Below is a block of records; repeat all of them exactly.

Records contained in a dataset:
· · ·

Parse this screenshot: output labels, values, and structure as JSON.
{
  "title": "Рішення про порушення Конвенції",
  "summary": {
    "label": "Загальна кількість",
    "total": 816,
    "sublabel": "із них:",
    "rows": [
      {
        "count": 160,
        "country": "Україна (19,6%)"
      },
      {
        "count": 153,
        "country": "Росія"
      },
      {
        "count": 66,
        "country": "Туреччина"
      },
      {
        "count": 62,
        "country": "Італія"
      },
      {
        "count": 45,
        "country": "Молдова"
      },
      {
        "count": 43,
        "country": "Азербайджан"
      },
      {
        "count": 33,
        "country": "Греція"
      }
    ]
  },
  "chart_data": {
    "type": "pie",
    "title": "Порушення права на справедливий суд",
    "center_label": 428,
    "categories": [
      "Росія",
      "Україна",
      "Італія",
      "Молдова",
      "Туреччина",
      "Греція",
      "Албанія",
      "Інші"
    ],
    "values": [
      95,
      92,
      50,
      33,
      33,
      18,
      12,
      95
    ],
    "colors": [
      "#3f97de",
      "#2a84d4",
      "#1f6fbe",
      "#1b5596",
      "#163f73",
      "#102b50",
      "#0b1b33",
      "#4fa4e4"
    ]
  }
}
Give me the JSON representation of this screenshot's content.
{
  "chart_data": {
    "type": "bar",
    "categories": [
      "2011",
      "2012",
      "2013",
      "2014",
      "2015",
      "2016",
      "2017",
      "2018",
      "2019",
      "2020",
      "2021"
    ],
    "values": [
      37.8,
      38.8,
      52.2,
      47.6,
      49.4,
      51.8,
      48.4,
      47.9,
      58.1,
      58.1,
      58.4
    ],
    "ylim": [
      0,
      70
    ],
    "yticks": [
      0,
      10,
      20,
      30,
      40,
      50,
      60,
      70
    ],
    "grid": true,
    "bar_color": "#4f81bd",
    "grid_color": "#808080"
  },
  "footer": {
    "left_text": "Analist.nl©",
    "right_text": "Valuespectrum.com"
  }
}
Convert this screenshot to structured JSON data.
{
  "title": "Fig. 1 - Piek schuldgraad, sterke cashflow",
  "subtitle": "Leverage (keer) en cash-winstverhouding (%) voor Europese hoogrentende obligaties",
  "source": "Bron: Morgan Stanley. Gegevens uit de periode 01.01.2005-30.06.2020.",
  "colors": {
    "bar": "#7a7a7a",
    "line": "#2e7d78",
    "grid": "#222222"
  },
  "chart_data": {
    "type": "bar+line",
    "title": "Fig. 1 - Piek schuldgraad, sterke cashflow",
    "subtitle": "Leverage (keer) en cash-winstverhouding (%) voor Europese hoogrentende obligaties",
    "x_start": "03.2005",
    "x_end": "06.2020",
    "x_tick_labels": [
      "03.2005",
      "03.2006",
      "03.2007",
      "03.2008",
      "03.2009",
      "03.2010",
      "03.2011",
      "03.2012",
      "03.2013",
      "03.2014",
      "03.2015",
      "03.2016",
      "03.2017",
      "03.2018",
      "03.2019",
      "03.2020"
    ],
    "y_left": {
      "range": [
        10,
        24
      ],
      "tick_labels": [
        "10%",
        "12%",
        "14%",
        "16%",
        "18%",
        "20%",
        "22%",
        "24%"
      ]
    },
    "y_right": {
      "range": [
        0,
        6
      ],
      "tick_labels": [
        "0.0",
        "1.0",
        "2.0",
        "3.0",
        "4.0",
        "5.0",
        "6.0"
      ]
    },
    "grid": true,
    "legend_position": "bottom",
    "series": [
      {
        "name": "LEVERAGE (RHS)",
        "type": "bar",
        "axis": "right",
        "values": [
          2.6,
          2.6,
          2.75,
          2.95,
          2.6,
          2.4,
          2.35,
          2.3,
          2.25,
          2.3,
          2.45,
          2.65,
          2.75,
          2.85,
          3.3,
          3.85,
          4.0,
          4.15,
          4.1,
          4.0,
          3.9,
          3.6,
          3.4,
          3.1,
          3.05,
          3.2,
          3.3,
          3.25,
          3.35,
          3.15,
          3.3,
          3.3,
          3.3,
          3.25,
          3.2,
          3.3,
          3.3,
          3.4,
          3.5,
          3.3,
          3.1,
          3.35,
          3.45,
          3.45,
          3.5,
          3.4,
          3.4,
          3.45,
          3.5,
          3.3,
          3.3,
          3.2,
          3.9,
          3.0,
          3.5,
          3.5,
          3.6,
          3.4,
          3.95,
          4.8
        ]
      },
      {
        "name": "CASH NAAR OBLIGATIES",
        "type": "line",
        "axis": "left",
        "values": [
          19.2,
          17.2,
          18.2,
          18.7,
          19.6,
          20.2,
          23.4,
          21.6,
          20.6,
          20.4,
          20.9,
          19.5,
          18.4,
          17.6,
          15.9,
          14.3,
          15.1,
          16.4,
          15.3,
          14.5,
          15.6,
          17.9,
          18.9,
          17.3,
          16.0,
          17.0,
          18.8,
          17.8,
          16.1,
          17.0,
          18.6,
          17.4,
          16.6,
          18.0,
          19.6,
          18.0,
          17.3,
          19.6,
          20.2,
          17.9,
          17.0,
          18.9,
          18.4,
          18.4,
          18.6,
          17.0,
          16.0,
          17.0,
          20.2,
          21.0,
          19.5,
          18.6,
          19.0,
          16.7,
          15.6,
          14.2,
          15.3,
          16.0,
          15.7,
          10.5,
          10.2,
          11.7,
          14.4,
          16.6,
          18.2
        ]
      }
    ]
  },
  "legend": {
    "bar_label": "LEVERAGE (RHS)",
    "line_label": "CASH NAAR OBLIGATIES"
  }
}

· · ·

*Result of this task*.
Parse this screenshot: output labels, values, and structure as JSON.
{
  "title": "Рішення про порушення Конвенції",
  "summary": {
    "label": "Загальна кількість",
    "total": 816,
    "sublabel": "із них:",
    "rows": [
      {
        "count": 160,
        "country": "Україна (19,6%)"
      },
      {
        "count": 153,
        "country": "Росія"
      },
      {
        "count": 66,
        "country": "Туреччина"
      },
      {
        "count": 62,
        "country": "Італія"
      },
      {
        "count": 45,
        "country": "Молдова"
      },
      {
        "count": 43,
        "country": "Азербайджан"
      },
      {
        "count": 33,
        "country": "Греція"
      }
    ]
  },
  "chart_data": {
    "type": "pie",
    "title": "Порушення права на справедливий суд",
    "center_label": 428,
    "categories": [
      "Росія",
      "Україна",
      "Італія",
      "Молдова",
      "Туреччина",
      "Греція",
      "Албанія",
      "Інші"
    ],
    "values": [
      95,
      92,
      50,
      33,
      33,
      18,
      12,
      95
    ],
    "colors": [
      "#3f97de",
      "#2a84d4",
      "#1f6fbe",
      "#1b5596",
      "#163f73",
      "#102b50",
      "#0b1b33",
      "#4fa4e4"
    ]
  }
}
Give me the JSON representation of this screenshot's content.
{
  "chart_data": {
    "type": "bar",
    "categories": [
      "2011",
      "2012",
      "2013",
      "2014",
      "2015",
      "2016",
      "2017",
      "2018",
      "2019",
      "2020",
      "2021"
    ],
    "values": [
      37.8,
      38.8,
      52.2,
      47.6,
      49.4,
      51.8,
      48.4,
      47.9,
      58.1,
      58.1,
      58.4
    ],
    "ylim": [
      0,
      70
    ],
    "yticks": [
      0,
      10,
      20,
      30,
      40,
      50,
      60,
      70
    ],
    "grid": true,
    "bar_color": "#4f81bd",
    "grid_color": "#808080"
  },
  "footer": {
    "left_text": "Analist.nl©",
    "right_text": "Valuespectrum.com"
  }
}
Convert this screenshot to structured JSON data.
{
  "title": "Fig. 1 - Piek schuldgraad, sterke cashflow",
  "subtitle": "Leverage (keer) en cash-winstverhouding (%) voor Europese hoogrentende obligaties",
  "source": "Bron: Morgan Stanley. Gegevens uit de periode 01.01.2005-30.06.2020.",
  "colors": {
    "bar": "#7a7a7a",
    "line": "#2e7d78",
    "grid": "#222222"
  },
  "chart_data": {
    "type": "bar+line",
    "title": "Fig. 1 - Piek schuldgraad, sterke cashflow",
    "subtitle": "Leverage (keer) en cash-winstverhouding (%) voor Europese hoogrentende obligaties",
    "x_start": "03.2005",
    "x_end": "06.2020",
    "x_tick_labels": [
      "03.2005",
      "03.2006",
      "03.2007",
      "03.2008",
      "03.2009",
      "03.2010",
      "03.2011",
      "03.2012",
      "03.2013",
      "03.2014",
      "03.2015",
      "03.2016",
      "03.2017",
      "03.2018",
      "03.2019",
      "03.2020"
    ],
    "y_left": {
      "range": [
        10,
        24
      ],
      "tick_labels": [
        "10%",
        "12%",
        "14%",
        "16%",
        "18%",
        "20%",
        "22%",
        "24%"
      ]
    },
    "y_right": {
      "range": [
        0,
        6
      ],
      "tick_labels": [
        "0.0",
        "1.0",
        "2.0",
        "3.0",
        "4.0",
        "5.0",
        "6.0"
      ]
    },
    "grid": true,
    "legend_position": "bottom",
    "series": [
      {
        "name": "LEVERAGE (RHS)",
        "type": "bar",
        "axis": "right",
        "values": [
          2.6,
          2.6,
          2.75,
          2.95,
          2.6,
          2.4,
          2.35,
          2.3,
          2.25,
          2.3,
          2.45,
          2.65,
          2.75,
          2.85,
          3.3,
          3.85,
          4.0,
          4.15,
          4.1,
          4.0,
          3.9,
          3.6,
          3.4,
          3.1,
          3.05,
          3.2,
          3.3,
          3.25,
          3.35,
          3.15,
          3.3,
          3.3,
          3.3,
          3.25,
          3.2,
          3.3,
          3.3,
          3.4,
          3.5,
          3.3,
          3.1,
          3.35,
          3.45,
          3.45,
          3.5,
          3.4,
          3.4,
          3.45,
          3.5,
          3.3,
          3.3,
          3.2,
          3.9,
          3.0,
          3.5,
          3.5,
          3.6,
          3.4,
          3.95,
          4.8
        ]
      },
      {
        "name": "CASH NAAR OBLIGATIES",
        "type": "line",
        "axis": "left",
        "values": [
          19.2,
          17.2,
          18.2,
          18.7,
          19.6,
          20.2,
          23.4,
          21.6,
          20.6,
          20.4,
          20.9,
          19.5,
          18.4,
          17.6,
          15.9,
          14.3,
          15.1,
          16.4,
          15.3,
          14.5,
          15.6,
          17.9,
          18.9,
          17.3,
          16.0,
          17.0,
          18.8,
          17.8,
          16.1,
          17.0,
          18.6,
          17.4,
          16.6,
          18.0,
          19.6,
          18.0,
          17.3,
          19.6,
          20.2,
          17.9,
          17.0,
          18.9,
          18.4,
          18.4,
          18.6,
          17.0,
          16.0,
          17.0,
          20.2,
          21.0,
          19.5,
          18.6,
          19.0,
          16.7,
          15.6,
          14.2,
          15.3,
          16.0,
          15.7,
          10.5,
          10.2,
          11.7,
          14.4,
          16.6,
          18.2
        ]
      }
    ]
  },
  "legend": {
    "bar_label": "LEVERAGE (RHS)",
    "line_label": "CASH NAAR OBLIGATIES"
  }
}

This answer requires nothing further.